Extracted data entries
::::

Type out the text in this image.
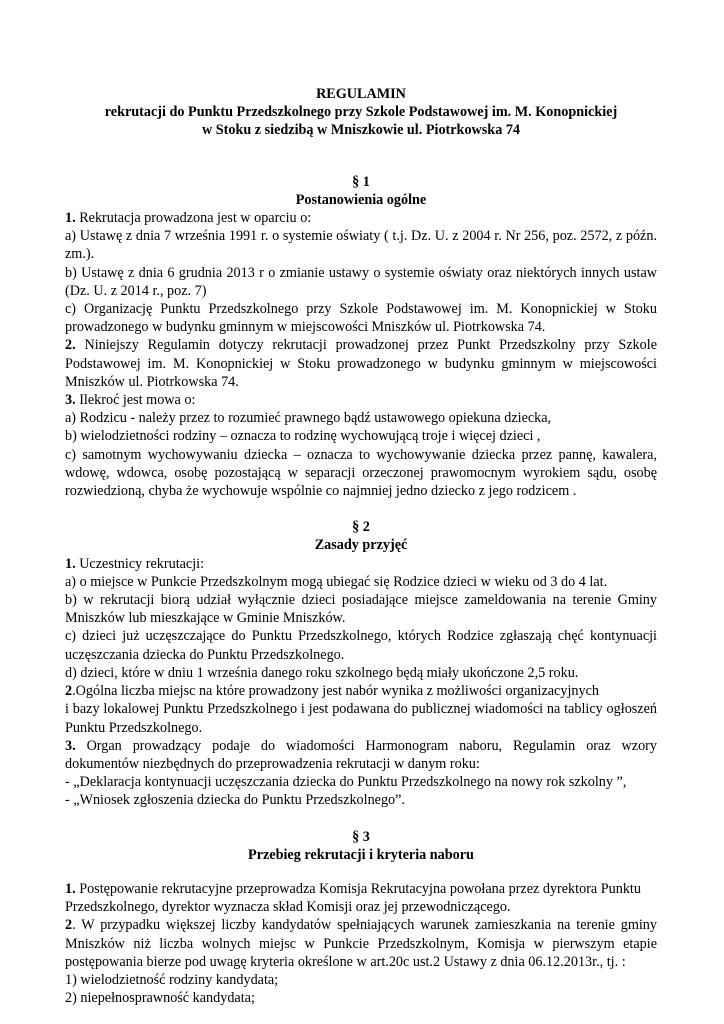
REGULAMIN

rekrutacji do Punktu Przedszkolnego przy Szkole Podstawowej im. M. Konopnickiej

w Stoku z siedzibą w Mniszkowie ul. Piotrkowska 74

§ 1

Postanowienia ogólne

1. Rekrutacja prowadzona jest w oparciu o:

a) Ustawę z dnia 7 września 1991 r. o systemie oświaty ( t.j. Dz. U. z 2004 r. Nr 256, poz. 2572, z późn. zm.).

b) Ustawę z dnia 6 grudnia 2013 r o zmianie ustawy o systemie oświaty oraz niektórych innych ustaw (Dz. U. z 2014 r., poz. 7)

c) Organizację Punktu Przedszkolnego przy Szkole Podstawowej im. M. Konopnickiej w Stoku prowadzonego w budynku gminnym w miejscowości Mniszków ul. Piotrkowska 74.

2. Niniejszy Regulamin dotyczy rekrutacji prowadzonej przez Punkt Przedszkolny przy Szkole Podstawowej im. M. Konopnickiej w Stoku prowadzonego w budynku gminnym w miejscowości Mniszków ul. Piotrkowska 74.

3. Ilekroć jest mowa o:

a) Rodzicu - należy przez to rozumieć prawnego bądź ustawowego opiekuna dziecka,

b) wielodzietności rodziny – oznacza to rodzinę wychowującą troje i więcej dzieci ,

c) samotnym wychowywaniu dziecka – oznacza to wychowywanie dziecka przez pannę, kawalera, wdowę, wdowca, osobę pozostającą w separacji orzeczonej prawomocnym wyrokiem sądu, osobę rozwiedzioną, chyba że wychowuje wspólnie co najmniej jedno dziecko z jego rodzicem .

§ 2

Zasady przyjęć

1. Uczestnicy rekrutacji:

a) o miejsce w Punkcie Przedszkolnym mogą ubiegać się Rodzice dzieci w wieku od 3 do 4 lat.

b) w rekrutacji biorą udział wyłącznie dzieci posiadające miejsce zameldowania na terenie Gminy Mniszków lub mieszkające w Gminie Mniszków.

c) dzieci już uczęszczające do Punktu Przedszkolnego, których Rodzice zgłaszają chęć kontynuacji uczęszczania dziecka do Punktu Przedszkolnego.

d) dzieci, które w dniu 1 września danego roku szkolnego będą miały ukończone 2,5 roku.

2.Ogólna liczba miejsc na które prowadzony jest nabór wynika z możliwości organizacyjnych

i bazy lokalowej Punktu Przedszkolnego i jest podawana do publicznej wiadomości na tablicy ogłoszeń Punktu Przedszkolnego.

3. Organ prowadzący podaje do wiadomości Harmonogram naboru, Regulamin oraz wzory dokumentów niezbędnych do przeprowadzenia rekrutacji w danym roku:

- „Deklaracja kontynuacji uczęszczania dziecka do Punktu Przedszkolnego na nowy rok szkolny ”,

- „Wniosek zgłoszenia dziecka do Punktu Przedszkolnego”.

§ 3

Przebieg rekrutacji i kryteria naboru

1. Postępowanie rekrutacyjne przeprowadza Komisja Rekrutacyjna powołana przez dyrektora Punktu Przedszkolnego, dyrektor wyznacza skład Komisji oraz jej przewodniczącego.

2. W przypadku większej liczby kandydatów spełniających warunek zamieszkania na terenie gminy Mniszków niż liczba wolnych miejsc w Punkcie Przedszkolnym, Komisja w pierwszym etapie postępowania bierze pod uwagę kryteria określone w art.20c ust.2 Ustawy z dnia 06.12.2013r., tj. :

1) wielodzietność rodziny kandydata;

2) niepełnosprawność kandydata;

::::

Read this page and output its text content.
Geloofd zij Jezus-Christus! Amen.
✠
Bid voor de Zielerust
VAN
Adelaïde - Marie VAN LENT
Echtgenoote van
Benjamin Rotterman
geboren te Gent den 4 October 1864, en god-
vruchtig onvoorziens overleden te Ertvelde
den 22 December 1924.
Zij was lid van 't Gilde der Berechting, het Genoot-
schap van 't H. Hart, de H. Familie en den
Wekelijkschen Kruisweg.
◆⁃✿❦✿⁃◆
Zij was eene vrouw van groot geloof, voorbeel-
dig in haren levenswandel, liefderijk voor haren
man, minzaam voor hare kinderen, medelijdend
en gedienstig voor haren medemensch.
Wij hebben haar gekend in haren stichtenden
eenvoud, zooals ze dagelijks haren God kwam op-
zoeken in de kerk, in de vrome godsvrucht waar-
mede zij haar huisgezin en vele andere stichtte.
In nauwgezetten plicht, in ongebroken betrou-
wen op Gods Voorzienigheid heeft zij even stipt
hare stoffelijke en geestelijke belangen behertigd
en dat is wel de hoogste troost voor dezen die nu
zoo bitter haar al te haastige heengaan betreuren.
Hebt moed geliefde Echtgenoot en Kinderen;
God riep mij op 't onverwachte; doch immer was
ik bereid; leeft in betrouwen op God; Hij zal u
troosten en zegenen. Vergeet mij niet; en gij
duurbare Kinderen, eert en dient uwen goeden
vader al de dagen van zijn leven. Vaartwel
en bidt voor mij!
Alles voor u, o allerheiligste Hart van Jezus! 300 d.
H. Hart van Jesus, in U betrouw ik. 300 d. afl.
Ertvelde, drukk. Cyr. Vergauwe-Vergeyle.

::::

[Do this]
Go through the records above, find every line with the word "systemie", and list those lines.

[Solved exercise]
a) Ustawę z dnia 7 września 1991 r. o systemie oświaty ( t.j. Dz. U. z 2004 r. Nr 256, poz. 2572, z późn. zm.).
b) Ustawę z dnia 6 grudnia 2013 r o zmianie ustawy o systemie oświaty oraz niektórych innych ustaw (Dz. U. z 2014 r., poz. 7)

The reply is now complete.